▶ _Stored data_:
□ □ □ □ □
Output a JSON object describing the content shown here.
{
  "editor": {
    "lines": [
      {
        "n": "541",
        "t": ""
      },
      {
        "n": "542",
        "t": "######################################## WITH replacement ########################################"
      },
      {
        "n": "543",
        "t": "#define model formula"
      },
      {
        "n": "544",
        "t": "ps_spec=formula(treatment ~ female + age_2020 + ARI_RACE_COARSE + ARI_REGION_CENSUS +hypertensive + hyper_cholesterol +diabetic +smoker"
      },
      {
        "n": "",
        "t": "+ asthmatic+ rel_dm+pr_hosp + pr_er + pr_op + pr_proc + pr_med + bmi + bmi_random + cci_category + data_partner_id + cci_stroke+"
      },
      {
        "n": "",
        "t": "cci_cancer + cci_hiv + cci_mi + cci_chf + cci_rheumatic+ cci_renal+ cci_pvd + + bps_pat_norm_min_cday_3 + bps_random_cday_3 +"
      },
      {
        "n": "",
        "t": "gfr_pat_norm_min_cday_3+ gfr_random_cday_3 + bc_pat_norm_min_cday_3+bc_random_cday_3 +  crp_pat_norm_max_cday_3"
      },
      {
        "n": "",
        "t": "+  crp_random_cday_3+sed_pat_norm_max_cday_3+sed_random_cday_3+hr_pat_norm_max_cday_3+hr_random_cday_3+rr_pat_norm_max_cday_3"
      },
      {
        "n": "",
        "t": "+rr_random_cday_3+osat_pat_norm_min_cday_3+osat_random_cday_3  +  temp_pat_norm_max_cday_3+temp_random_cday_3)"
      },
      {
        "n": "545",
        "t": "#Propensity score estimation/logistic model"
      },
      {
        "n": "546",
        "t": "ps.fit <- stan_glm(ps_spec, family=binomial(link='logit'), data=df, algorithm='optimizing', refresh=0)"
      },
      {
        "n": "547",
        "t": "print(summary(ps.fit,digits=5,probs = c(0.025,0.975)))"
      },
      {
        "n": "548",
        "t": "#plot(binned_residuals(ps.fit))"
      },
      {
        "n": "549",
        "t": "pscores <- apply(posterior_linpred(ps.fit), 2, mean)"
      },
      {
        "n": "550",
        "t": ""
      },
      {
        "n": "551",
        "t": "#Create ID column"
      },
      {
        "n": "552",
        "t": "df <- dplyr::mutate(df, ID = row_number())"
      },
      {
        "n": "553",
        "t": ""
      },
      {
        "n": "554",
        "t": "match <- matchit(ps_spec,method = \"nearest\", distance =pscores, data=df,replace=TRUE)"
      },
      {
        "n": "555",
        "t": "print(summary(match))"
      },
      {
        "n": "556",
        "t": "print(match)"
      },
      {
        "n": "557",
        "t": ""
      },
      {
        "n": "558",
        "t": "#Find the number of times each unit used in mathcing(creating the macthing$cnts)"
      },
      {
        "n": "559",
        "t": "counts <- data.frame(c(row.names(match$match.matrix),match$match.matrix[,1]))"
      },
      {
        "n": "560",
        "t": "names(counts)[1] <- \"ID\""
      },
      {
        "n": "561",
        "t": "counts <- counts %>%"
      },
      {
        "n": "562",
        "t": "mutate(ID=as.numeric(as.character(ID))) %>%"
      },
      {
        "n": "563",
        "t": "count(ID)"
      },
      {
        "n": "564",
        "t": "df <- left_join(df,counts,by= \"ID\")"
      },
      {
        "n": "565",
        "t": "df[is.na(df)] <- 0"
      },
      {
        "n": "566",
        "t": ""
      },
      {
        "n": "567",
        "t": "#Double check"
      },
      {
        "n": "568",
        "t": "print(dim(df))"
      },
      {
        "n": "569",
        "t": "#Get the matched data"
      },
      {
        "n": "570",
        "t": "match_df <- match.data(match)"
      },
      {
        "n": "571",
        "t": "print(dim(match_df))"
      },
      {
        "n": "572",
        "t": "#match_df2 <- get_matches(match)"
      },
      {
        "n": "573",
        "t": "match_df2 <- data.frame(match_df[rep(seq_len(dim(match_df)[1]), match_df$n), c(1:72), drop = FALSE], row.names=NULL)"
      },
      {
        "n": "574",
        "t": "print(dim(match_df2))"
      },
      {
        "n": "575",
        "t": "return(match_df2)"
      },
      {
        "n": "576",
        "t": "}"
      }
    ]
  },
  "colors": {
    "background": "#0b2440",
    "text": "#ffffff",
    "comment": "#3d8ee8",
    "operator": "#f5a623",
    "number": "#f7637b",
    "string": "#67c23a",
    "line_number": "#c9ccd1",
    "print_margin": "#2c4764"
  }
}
□ □ □ □ □
▶ _WHAT NEEDS TO BE DONE_:
Scan the data above; copy every line where "summary" appears.

▶ _THE REPLY_:
        "t": "print(summary(ps.fit,digits=5,probs = c(0.025,0.975)))"
        "t": "print(summary(match))"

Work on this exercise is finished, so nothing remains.